:: DATA SHOWN ::
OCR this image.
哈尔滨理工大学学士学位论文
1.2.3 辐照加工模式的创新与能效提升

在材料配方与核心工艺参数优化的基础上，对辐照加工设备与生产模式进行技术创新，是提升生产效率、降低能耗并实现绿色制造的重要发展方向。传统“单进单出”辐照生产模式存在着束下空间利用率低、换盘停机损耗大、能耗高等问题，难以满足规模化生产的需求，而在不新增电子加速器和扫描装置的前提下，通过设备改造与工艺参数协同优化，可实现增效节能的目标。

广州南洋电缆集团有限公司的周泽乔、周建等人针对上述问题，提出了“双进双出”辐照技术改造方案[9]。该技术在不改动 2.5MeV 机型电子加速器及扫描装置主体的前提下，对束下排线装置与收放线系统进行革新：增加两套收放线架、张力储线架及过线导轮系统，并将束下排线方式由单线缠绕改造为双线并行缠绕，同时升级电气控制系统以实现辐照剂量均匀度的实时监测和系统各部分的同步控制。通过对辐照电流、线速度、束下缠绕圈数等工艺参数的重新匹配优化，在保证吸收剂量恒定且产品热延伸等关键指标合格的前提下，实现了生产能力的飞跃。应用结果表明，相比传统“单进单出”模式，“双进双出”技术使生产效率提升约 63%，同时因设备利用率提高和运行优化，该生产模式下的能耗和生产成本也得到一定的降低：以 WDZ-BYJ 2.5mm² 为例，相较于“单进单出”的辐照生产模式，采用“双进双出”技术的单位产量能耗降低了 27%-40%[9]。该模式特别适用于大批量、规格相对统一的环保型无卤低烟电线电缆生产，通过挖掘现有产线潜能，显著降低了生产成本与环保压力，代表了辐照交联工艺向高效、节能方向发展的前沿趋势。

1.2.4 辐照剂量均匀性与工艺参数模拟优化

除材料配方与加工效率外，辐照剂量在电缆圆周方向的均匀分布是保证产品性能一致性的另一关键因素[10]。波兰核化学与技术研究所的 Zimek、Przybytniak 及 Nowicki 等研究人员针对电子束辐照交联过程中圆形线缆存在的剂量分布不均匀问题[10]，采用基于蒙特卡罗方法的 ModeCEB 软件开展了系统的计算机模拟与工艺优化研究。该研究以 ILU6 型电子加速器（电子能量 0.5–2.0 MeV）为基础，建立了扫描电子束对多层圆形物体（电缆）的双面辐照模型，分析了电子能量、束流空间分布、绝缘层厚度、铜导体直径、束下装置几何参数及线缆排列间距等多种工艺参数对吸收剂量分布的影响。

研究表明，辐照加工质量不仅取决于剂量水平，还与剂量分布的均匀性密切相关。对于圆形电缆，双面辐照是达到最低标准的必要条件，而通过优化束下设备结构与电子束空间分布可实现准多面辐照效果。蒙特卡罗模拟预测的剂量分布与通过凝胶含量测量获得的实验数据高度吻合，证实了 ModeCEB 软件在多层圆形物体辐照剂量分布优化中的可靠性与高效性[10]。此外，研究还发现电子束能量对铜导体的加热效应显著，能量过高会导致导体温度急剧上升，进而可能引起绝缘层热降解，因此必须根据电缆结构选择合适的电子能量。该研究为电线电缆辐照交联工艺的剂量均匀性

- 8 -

:: WHAT IS EXPECTED ::
Take the entries above and copy them out exactly.

:: RESPONSE TO THE TASK ::
OCR this image.
哈尔滨理工大学学士学位论文
1.2.3 辐照加工模式的创新与能效提升

在材料配方与核心工艺参数优化的基础上，对辐照加工设备与生产模式进行技术创新，是提升生产效率、降低能耗并实现绿色制造的重要发展方向。传统“单进单出”辐照生产模式存在着束下空间利用率低、换盘停机损耗大、能耗高等问题，难以满足规模化生产的需求，而在不新增电子加速器和扫描装置的前提下，通过设备改造与工艺参数协同优化，可实现增效节能的目标。

广州南洋电缆集团有限公司的周泽乔、周建等人针对上述问题，提出了“双进双出”辐照技术改造方案[9]。该技术在不改动 2.5MeV 机型电子加速器及扫描装置主体的前提下，对束下排线装置与收放线系统进行革新：增加两套收放线架、张力储线架及过线导轮系统，并将束下排线方式由单线缠绕改造为双线并行缠绕，同时升级电气控制系统以实现辐照剂量均匀度的实时监测和系统各部分的同步控制。通过对辐照电流、线速度、束下缠绕圈数等工艺参数的重新匹配优化，在保证吸收剂量恒定且产品热延伸等关键指标合格的前提下，实现了生产能力的飞跃。应用结果表明，相比传统“单进单出”模式，“双进双出”技术使生产效率提升约 63%，同时因设备利用率提高和运行优化，该生产模式下的能耗和生产成本也得到一定的降低：以 WDZ-BYJ 2.5mm² 为例，相较于“单进单出”的辐照生产模式，采用“双进双出”技术的单位产量能耗降低了 27%-40%[9]。该模式特别适用于大批量、规格相对统一的环保型无卤低烟电线电缆生产，通过挖掘现有产线潜能，显著降低了生产成本与环保压力，代表了辐照交联工艺向高效、节能方向发展的前沿趋势。

1.2.4 辐照剂量均匀性与工艺参数模拟优化

除材料配方与加工效率外，辐照剂量在电缆圆周方向的均匀分布是保证产品性能一致性的另一关键因素[10]。波兰核化学与技术研究所的 Zimek、Przybytniak 及 Nowicki 等研究人员针对电子束辐照交联过程中圆形线缆存在的剂量分布不均匀问题[10]，采用基于蒙特卡罗方法的 ModeCEB 软件开展了系统的计算机模拟与工艺优化研究。该研究以 ILU6 型电子加速器（电子能量 0.5–2.0 MeV）为基础，建立了扫描电子束对多层圆形物体（电缆）的双面辐照模型，分析了电子能量、束流空间分布、绝缘层厚度、铜导体直径、束下装置几何参数及线缆排列间距等多种工艺参数对吸收剂量分布的影响。

研究表明，辐照加工质量不仅取决于剂量水平，还与剂量分布的均匀性密切相关。对于圆形电缆，双面辐照是达到最低标准的必要条件，而通过优化束下设备结构与电子束空间分布可实现准多面辐照效果。蒙特卡罗模拟预测的剂量分布与通过凝胶含量测量获得的实验数据高度吻合，证实了 ModeCEB 软件在多层圆形物体辐照剂量分布优化中的可靠性与高效性[10]。此外，研究还发现电子束能量对铜导体的加热效应显著，能量过高会导致导体温度急剧上升，进而可能引起绝缘层热降解，因此必须根据电缆结构选择合适的电子能量。该研究为电线电缆辐照交联工艺的剂量均匀性

- 8 -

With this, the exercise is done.